TASK GOAL – All entries are to be given again verbatim.

[Records about charts and figures]
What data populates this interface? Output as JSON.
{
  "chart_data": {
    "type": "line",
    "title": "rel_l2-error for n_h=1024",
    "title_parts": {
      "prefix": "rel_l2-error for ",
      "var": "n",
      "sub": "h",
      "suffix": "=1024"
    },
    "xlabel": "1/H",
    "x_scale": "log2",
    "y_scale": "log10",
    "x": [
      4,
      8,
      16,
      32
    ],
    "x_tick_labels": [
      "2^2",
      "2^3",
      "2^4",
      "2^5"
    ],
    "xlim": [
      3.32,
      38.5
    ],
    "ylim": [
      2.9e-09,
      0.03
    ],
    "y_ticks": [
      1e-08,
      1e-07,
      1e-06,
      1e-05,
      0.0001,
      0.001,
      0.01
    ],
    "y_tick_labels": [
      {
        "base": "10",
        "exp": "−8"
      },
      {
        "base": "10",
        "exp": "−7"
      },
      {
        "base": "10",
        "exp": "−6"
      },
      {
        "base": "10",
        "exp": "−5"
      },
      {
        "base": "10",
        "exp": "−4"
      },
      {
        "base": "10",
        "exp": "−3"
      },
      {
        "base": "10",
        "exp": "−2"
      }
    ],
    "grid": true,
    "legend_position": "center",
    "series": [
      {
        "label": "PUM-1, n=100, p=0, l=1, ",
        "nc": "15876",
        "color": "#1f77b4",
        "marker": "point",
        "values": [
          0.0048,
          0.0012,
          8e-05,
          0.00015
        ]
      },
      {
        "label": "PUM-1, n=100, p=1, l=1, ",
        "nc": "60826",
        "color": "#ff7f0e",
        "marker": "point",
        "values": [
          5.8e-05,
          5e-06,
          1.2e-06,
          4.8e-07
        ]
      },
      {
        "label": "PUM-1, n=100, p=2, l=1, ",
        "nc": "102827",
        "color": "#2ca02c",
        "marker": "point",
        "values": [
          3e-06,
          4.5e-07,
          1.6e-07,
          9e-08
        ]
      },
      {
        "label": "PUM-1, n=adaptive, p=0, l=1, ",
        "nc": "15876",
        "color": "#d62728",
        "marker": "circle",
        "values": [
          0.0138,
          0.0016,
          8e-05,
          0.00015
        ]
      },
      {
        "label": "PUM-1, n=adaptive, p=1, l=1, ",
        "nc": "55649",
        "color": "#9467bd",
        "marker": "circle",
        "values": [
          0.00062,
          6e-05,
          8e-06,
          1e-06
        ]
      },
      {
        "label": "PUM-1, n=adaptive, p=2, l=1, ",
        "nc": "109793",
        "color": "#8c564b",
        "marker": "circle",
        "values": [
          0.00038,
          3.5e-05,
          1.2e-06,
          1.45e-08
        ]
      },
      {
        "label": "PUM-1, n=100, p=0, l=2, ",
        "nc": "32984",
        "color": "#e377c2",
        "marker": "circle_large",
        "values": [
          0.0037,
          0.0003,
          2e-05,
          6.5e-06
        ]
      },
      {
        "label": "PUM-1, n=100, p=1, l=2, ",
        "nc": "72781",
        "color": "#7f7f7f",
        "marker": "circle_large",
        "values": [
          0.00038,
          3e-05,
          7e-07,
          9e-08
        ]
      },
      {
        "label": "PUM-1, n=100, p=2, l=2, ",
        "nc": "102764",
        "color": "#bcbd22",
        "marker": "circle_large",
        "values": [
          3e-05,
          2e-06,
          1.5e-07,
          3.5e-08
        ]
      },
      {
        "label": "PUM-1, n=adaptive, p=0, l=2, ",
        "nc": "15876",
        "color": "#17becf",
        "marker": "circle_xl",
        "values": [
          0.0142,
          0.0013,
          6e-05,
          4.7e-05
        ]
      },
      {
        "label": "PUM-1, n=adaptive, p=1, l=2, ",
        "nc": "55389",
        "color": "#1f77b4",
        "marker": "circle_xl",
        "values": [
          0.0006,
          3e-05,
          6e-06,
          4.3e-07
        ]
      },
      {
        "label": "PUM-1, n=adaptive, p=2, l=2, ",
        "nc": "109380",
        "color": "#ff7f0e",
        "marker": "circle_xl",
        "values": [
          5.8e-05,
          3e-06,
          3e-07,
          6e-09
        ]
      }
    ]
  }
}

EXERCISE RESULT –
What data populates this interface? Output as JSON.
{
  "chart_data": {
    "type": "line",
    "title": "rel_l2-error for n_h=1024",
    "title_parts": {
      "prefix": "rel_l2-error for ",
      "var": "n",
      "sub": "h",
      "suffix": "=1024"
    },
    "xlabel": "1/H",
    "x_scale": "log2",
    "y_scale": "log10",
    "x": [
      4,
      8,
      16,
      32
    ],
    "x_tick_labels": [
      "2^2",
      "2^3",
      "2^4",
      "2^5"
    ],
    "xlim": [
      3.32,
      38.5
    ],
    "ylim": [
      2.9e-09,
      0.03
    ],
    "y_ticks": [
      1e-08,
      1e-07,
      1e-06,
      1e-05,
      0.0001,
      0.001,
      0.01
    ],
    "y_tick_labels": [
      {
        "base": "10",
        "exp": "−8"
      },
      {
        "base": "10",
        "exp": "−7"
      },
      {
        "base": "10",
        "exp": "−6"
      },
      {
        "base": "10",
        "exp": "−5"
      },
      {
        "base": "10",
        "exp": "−4"
      },
      {
        "base": "10",
        "exp": "−3"
      },
      {
        "base": "10",
        "exp": "−2"
      }
    ],
    "grid": true,
    "legend_position": "center",
    "series": [
      {
        "label": "PUM-1, n=100, p=0, l=1, ",
        "nc": "15876",
        "color": "#1f77b4",
        "marker": "point",
        "values": [
          0.0048,
          0.0012,
          8e-05,
          0.00015
        ]
      },
      {
        "label": "PUM-1, n=100, p=1, l=1, ",
        "nc": "60826",
        "color": "#ff7f0e",
        "marker": "point",
        "values": [
          5.8e-05,
          5e-06,
          1.2e-06,
          4.8e-07
        ]
      },
      {
        "label": "PUM-1, n=100, p=2, l=1, ",
        "nc": "102827",
        "color": "#2ca02c",
        "marker": "point",
        "values": [
          3e-06,
          4.5e-07,
          1.6e-07,
          9e-08
        ]
      },
      {
        "label": "PUM-1, n=adaptive, p=0, l=1, ",
        "nc": "15876",
        "color": "#d62728",
        "marker": "circle",
        "values": [
          0.0138,
          0.0016,
          8e-05,
          0.00015
        ]
      },
      {
        "label": "PUM-1, n=adaptive, p=1, l=1, ",
        "nc": "55649",
        "color": "#9467bd",
        "marker": "circle",
        "values": [
          0.00062,
          6e-05,
          8e-06,
          1e-06
        ]
      },
      {
        "label": "PUM-1, n=adaptive, p=2, l=1, ",
        "nc": "109793",
        "color": "#8c564b",
        "marker": "circle",
        "values": [
          0.00038,
          3.5e-05,
          1.2e-06,
          1.45e-08
        ]
      },
      {
        "label": "PUM-1, n=100, p=0, l=2, ",
        "nc": "32984",
        "color": "#e377c2",
        "marker": "circle_large",
        "values": [
          0.0037,
          0.0003,
          2e-05,
          6.5e-06
        ]
      },
      {
        "label": "PUM-1, n=100, p=1, l=2, ",
        "nc": "72781",
        "color": "#7f7f7f",
        "marker": "circle_large",
        "values": [
          0.00038,
          3e-05,
          7e-07,
          9e-08
        ]
      },
      {
        "label": "PUM-1, n=100, p=2, l=2, ",
        "nc": "102764",
        "color": "#bcbd22",
        "marker": "circle_large",
        "values": [
          3e-05,
          2e-06,
          1.5e-07,
          3.5e-08
        ]
      },
      {
        "label": "PUM-1, n=adaptive, p=0, l=2, ",
        "nc": "15876",
        "color": "#17becf",
        "marker": "circle_xl",
        "values": [
          0.0142,
          0.0013,
          6e-05,
          4.7e-05
        ]
      },
      {
        "label": "PUM-1, n=adaptive, p=1, l=2, ",
        "nc": "55389",
        "color": "#1f77b4",
        "marker": "circle_xl",
        "values": [
          0.0006,
          3e-05,
          6e-06,
          4.3e-07
        ]
      },
      {
        "label": "PUM-1, n=adaptive, p=2, l=2, ",
        "nc": "109380",
        "color": "#ff7f0e",
        "marker": "circle_xl",
        "values": [
          5.8e-05,
          3e-06,
          3e-07,
          6e-09
        ]
      }
    ]
  }
}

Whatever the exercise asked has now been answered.